Problem requirements:
Copy out each line of the material below with no changes.

────────

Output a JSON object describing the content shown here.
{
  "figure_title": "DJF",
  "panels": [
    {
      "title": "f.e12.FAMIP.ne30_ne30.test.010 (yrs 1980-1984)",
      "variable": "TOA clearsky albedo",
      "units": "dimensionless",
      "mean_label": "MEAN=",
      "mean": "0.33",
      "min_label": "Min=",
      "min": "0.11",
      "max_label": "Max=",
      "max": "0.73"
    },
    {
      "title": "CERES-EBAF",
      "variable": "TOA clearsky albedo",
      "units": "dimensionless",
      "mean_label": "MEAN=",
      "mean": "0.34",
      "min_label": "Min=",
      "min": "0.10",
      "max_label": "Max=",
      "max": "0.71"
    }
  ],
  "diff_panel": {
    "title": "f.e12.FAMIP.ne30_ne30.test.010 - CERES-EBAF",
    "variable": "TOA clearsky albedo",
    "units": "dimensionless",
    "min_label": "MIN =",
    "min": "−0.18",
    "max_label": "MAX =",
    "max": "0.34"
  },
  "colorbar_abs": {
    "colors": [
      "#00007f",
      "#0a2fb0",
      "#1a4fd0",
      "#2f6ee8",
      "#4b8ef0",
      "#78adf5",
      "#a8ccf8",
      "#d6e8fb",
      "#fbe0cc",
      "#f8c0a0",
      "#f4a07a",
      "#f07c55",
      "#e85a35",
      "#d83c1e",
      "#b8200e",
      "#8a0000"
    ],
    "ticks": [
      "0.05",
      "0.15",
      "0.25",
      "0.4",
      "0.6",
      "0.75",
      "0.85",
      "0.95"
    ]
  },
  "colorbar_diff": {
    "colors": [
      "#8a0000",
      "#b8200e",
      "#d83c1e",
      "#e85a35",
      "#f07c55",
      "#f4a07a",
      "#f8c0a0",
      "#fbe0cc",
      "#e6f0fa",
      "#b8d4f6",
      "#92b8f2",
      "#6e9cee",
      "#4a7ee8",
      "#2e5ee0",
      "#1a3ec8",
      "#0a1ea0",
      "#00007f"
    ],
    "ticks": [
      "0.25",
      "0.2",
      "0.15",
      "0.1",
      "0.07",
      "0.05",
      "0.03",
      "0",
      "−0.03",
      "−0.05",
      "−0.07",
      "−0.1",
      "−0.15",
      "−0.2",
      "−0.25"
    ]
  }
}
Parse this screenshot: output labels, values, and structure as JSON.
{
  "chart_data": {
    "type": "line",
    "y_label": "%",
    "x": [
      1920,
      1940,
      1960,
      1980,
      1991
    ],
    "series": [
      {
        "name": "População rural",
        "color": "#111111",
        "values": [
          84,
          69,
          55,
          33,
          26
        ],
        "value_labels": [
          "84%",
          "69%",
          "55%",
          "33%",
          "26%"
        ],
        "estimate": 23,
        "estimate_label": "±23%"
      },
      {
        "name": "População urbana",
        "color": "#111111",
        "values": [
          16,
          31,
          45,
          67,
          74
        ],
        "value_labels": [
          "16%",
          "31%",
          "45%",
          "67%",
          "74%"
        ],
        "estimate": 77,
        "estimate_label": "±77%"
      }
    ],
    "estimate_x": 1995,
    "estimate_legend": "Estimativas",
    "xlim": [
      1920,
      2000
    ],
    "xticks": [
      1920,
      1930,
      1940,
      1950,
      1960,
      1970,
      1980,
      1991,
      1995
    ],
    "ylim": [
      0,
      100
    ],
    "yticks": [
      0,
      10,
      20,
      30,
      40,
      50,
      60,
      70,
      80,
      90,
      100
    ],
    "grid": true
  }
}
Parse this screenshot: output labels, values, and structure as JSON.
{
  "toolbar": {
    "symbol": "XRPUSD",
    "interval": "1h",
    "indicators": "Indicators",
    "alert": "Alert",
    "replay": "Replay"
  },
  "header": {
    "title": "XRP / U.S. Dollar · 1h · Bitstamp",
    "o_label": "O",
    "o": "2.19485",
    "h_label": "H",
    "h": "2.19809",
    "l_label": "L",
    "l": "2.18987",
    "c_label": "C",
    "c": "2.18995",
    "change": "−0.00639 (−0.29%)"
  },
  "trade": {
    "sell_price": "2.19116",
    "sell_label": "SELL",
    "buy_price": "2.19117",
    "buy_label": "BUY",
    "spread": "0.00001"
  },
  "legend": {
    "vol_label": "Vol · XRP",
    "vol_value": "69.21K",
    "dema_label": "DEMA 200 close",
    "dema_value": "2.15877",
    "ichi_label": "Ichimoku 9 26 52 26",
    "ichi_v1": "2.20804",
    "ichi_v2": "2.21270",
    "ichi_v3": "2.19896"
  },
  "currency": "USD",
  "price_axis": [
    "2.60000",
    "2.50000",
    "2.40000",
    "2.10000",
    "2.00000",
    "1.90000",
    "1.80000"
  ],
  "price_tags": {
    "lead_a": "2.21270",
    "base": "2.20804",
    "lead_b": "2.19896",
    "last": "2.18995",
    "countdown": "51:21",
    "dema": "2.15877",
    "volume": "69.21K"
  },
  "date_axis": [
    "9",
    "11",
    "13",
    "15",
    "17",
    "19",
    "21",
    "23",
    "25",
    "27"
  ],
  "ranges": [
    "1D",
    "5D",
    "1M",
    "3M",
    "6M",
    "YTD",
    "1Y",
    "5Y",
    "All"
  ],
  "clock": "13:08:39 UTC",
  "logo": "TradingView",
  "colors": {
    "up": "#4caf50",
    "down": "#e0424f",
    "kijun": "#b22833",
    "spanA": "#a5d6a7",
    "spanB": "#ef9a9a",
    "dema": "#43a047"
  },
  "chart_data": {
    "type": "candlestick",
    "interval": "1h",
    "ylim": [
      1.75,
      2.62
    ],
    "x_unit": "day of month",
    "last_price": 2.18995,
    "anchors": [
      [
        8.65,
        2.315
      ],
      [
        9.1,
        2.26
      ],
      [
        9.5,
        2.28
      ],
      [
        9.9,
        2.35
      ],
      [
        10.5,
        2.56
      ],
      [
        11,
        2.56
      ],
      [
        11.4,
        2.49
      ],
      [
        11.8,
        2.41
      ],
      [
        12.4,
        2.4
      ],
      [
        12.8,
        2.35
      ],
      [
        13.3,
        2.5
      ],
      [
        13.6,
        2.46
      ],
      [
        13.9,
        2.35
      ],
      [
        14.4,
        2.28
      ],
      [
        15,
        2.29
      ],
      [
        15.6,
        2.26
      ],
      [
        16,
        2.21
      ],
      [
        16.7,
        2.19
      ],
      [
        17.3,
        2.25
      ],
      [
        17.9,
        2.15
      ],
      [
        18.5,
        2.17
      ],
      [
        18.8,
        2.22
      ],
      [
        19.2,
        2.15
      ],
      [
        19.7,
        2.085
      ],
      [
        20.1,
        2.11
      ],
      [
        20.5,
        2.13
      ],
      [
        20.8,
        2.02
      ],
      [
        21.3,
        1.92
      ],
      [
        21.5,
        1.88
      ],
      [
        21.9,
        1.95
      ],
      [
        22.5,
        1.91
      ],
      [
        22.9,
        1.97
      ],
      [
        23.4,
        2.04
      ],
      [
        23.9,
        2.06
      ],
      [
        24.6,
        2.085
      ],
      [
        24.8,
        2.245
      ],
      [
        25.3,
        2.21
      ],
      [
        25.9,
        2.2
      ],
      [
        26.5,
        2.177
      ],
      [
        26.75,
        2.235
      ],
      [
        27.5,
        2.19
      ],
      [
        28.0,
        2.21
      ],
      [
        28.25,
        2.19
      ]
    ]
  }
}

────────

Written response:
Output a JSON object describing the content shown here.
{
  "figure_title": "DJF",
  "panels": [
    {
      "title": "f.e12.FAMIP.ne30_ne30.test.010 (yrs 1980-1984)",
      "variable": "TOA clearsky albedo",
      "units": "dimensionless",
      "mean_label": "MEAN=",
      "mean": "0.33",
      "min_label": "Min=",
      "min": "0.11",
      "max_label": "Max=",
      "max": "0.73"
    },
    {
      "title": "CERES-EBAF",
      "variable": "TOA clearsky albedo",
      "units": "dimensionless",
      "mean_label": "MEAN=",
      "mean": "0.34",
      "min_label": "Min=",
      "min": "0.10",
      "max_label": "Max=",
      "max": "0.71"
    }
  ],
  "diff_panel": {
    "title": "f.e12.FAMIP.ne30_ne30.test.010 - CERES-EBAF",
    "variable": "TOA clearsky albedo",
    "units": "dimensionless",
    "min_label": "MIN =",
    "min": "−0.18",
    "max_label": "MAX =",
    "max": "0.34"
  },
  "colorbar_abs": {
    "colors": [
      "#00007f",
      "#0a2fb0",
      "#1a4fd0",
      "#2f6ee8",
      "#4b8ef0",
      "#78adf5",
      "#a8ccf8",
      "#d6e8fb",
      "#fbe0cc",
      "#f8c0a0",
      "#f4a07a",
      "#f07c55",
      "#e85a35",
      "#d83c1e",
      "#b8200e",
      "#8a0000"
    ],
    "ticks": [
      "0.05",
      "0.15",
      "0.25",
      "0.4",
      "0.6",
      "0.75",
      "0.85",
      "0.95"
    ]
  },
  "colorbar_diff": {
    "colors": [
      "#8a0000",
      "#b8200e",
      "#d83c1e",
      "#e85a35",
      "#f07c55",
      "#f4a07a",
      "#f8c0a0",
      "#fbe0cc",
      "#e6f0fa",
      "#b8d4f6",
      "#92b8f2",
      "#6e9cee",
      "#4a7ee8",
      "#2e5ee0",
      "#1a3ec8",
      "#0a1ea0",
      "#00007f"
    ],
    "ticks": [
      "0.25",
      "0.2",
      "0.15",
      "0.1",
      "0.07",
      "0.05",
      "0.03",
      "0",
      "−0.03",
      "−0.05",
      "−0.07",
      "−0.1",
      "−0.15",
      "−0.2",
      "−0.25"
    ]
  }
}
Parse this screenshot: output labels, values, and structure as JSON.
{
  "chart_data": {
    "type": "line",
    "y_label": "%",
    "x": [
      1920,
      1940,
      1960,
      1980,
      1991
    ],
    "series": [
      {
        "name": "População rural",
        "color": "#111111",
        "values": [
          84,
          69,
          55,
          33,
          26
        ],
        "value_labels": [
          "84%",
          "69%",
          "55%",
          "33%",
          "26%"
        ],
        "estimate": 23,
        "estimate_label": "±23%"
      },
      {
        "name": "População urbana",
        "color": "#111111",
        "values": [
          16,
          31,
          45,
          67,
          74
        ],
        "value_labels": [
          "16%",
          "31%",
          "45%",
          "67%",
          "74%"
        ],
        "estimate": 77,
        "estimate_label": "±77%"
      }
    ],
    "estimate_x": 1995,
    "estimate_legend": "Estimativas",
    "xlim": [
      1920,
      2000
    ],
    "xticks": [
      1920,
      1930,
      1940,
      1950,
      1960,
      1970,
      1980,
      1991,
      1995
    ],
    "ylim": [
      0,
      100
    ],
    "yticks": [
      0,
      10,
      20,
      30,
      40,
      50,
      60,
      70,
      80,
      90,
      100
    ],
    "grid": true
  }
}
Parse this screenshot: output labels, values, and structure as JSON.
{
  "toolbar": {
    "symbol": "XRPUSD",
    "interval": "1h",
    "indicators": "Indicators",
    "alert": "Alert",
    "replay": "Replay"
  },
  "header": {
    "title": "XRP / U.S. Dollar · 1h · Bitstamp",
    "o_label": "O",
    "o": "2.19485",
    "h_label": "H",
    "h": "2.19809",
    "l_label": "L",
    "l": "2.18987",
    "c_label": "C",
    "c": "2.18995",
    "change": "−0.00639 (−0.29%)"
  },
  "trade": {
    "sell_price": "2.19116",
    "sell_label": "SELL",
    "buy_price": "2.19117",
    "buy_label": "BUY",
    "spread": "0.00001"
  },
  "legend": {
    "vol_label": "Vol · XRP",
    "vol_value": "69.21K",
    "dema_label": "DEMA 200 close",
    "dema_value": "2.15877",
    "ichi_label": "Ichimoku 9 26 52 26",
    "ichi_v1": "2.20804",
    "ichi_v2": "2.21270",
    "ichi_v3": "2.19896"
  },
  "currency": "USD",
  "price_axis": [
    "2.60000",
    "2.50000",
    "2.40000",
    "2.10000",
    "2.00000",
    "1.90000",
    "1.80000"
  ],
  "price_tags": {
    "lead_a": "2.21270",
    "base": "2.20804",
    "lead_b": "2.19896",
    "last": "2.18995",
    "countdown": "51:21",
    "dema": "2.15877",
    "volume": "69.21K"
  },
  "date_axis": [
    "9",
    "11",
    "13",
    "15",
    "17",
    "19",
    "21",
    "23",
    "25",
    "27"
  ],
  "ranges": [
    "1D",
    "5D",
    "1M",
    "3M",
    "6M",
    "YTD",
    "1Y",
    "5Y",
    "All"
  ],
  "clock": "13:08:39 UTC",
  "logo": "TradingView",
  "colors": {
    "up": "#4caf50",
    "down": "#e0424f",
    "kijun": "#b22833",
    "spanA": "#a5d6a7",
    "spanB": "#ef9a9a",
    "dema": "#43a047"
  },
  "chart_data": {
    "type": "candlestick",
    "interval": "1h",
    "ylim": [
      1.75,
      2.62
    ],
    "x_unit": "day of month",
    "last_price": 2.18995,
    "anchors": [
      [
        8.65,
        2.315
      ],
      [
        9.1,
        2.26
      ],
      [
        9.5,
        2.28
      ],
      [
        9.9,
        2.35
      ],
      [
        10.5,
        2.56
      ],
      [
        11,
        2.56
      ],
      [
        11.4,
        2.49
      ],
      [
        11.8,
        2.41
      ],
      [
        12.4,
        2.4
      ],
      [
        12.8,
        2.35
      ],
      [
        13.3,
        2.5
      ],
      [
        13.6,
        2.46
      ],
      [
        13.9,
        2.35
      ],
      [
        14.4,
        2.28
      ],
      [
        15,
        2.29
      ],
      [
        15.6,
        2.26
      ],
      [
        16,
        2.21
      ],
      [
        16.7,
        2.19
      ],
      [
        17.3,
        2.25
      ],
      [
        17.9,
        2.15
      ],
      [
        18.5,
        2.17
      ],
      [
        18.8,
        2.22
      ],
      [
        19.2,
        2.15
      ],
      [
        19.7,
        2.085
      ],
      [
        20.1,
        2.11
      ],
      [
        20.5,
        2.13
      ],
      [
        20.8,
        2.02
      ],
      [
        21.3,
        1.92
      ],
      [
        21.5,
        1.88
      ],
      [
        21.9,
        1.95
      ],
      [
        22.5,
        1.91
      ],
      [
        22.9,
        1.97
      ],
      [
        23.4,
        2.04
      ],
      [
        23.9,
        2.06
      ],
      [
        24.6,
        2.085
      ],
      [
        24.8,
        2.245
      ],
      [
        25.3,
        2.21
      ],
      [
        25.9,
        2.2
      ],
      [
        26.5,
        2.177
      ],
      [
        26.75,
        2.235
      ],
      [
        27.5,
        2.19
      ],
      [
        28.0,
        2.21
      ],
      [
        28.25,
        2.19
      ]
    ]
  }
}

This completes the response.